THE PROBLEM: Wherever the word "section" shows up in a line, please copy that line.

======== DATA TO USE ========

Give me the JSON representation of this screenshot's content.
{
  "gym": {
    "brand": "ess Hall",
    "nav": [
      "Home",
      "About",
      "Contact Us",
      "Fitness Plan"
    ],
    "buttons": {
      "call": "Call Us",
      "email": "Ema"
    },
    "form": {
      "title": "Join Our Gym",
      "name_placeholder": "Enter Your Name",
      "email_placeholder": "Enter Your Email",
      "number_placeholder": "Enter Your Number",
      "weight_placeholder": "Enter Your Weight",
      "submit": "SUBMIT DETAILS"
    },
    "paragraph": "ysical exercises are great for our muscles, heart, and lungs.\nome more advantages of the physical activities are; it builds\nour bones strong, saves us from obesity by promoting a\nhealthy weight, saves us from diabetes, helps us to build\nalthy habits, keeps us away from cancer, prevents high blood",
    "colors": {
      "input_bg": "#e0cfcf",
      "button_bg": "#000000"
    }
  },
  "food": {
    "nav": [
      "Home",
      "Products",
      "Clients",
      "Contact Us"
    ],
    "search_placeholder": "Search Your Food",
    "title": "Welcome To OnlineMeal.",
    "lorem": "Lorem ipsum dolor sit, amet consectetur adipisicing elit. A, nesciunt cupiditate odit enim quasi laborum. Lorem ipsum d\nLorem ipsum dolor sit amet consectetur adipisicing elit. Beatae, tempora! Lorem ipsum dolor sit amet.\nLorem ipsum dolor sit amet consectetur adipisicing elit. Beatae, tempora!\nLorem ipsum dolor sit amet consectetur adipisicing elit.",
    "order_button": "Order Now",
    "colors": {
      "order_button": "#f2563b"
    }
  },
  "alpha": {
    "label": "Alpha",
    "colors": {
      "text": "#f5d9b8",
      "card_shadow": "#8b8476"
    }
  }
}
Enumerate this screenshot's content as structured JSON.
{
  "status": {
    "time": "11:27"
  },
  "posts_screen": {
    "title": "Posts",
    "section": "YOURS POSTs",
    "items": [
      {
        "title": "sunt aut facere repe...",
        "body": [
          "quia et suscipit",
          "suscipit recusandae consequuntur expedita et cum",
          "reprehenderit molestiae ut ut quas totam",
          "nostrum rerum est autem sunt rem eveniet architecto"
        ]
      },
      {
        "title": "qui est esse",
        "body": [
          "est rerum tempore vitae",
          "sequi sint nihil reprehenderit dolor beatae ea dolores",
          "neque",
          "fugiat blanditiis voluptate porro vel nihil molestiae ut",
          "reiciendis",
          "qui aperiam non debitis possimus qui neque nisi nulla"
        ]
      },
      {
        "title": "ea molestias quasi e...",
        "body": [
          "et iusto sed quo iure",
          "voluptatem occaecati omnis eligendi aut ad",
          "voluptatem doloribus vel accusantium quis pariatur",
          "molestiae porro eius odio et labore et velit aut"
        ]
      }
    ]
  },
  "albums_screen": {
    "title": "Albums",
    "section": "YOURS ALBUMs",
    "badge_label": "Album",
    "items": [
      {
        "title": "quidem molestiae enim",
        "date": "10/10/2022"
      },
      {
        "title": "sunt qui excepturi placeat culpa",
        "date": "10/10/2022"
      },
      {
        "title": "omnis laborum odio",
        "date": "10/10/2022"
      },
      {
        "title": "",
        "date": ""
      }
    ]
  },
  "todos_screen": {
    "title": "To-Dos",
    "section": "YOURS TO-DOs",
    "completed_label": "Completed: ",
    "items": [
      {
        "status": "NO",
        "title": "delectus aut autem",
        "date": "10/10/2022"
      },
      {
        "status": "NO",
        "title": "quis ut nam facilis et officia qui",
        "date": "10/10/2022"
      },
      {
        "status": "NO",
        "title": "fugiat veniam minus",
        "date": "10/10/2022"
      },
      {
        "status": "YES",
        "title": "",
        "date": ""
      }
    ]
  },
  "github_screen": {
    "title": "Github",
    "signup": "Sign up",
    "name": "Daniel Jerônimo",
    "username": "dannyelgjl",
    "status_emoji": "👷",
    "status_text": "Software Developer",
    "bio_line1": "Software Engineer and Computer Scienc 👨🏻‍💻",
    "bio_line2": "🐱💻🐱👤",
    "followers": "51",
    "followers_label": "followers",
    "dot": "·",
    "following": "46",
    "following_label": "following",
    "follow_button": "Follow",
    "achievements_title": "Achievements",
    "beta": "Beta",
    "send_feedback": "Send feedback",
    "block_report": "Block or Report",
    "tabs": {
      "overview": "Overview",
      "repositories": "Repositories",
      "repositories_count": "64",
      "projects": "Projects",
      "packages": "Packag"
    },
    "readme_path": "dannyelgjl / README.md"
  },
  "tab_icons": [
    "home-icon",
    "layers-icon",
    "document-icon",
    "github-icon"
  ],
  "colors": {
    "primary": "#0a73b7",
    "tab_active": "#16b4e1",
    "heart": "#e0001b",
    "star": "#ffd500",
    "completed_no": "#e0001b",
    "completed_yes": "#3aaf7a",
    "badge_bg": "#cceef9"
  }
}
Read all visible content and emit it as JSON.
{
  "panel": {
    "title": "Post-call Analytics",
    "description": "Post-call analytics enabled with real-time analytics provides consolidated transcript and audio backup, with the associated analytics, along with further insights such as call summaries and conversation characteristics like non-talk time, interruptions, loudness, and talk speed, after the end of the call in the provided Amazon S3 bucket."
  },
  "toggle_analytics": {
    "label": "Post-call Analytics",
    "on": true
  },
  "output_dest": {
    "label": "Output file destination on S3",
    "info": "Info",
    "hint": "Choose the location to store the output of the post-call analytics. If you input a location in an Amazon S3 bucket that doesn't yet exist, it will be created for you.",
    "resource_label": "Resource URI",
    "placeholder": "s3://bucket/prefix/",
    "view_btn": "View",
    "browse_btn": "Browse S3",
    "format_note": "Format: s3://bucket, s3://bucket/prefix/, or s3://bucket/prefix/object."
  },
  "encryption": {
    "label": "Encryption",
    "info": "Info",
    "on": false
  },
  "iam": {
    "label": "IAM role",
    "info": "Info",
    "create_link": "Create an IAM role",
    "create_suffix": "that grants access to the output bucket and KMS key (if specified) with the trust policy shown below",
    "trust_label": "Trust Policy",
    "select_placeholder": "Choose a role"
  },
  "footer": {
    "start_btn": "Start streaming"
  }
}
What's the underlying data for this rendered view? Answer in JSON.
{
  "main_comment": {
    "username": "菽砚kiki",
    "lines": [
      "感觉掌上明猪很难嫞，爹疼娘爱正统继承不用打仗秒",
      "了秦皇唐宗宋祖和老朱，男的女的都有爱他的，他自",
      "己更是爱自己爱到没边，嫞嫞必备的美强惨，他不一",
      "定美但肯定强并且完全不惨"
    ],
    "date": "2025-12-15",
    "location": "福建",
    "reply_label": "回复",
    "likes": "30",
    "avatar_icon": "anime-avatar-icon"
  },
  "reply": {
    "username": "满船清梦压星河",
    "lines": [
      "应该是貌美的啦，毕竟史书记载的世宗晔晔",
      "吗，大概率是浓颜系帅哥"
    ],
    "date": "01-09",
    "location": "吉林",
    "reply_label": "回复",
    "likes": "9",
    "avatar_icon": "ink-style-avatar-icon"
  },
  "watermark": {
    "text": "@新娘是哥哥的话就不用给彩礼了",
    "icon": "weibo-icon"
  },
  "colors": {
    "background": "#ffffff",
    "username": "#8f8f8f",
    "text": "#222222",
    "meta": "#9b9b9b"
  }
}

========

TASK OUTPUT:
    "section": "YOURS POSTs",
    "section": "YOURS ALBUMs",
    "section": "YOURS TO-DOs",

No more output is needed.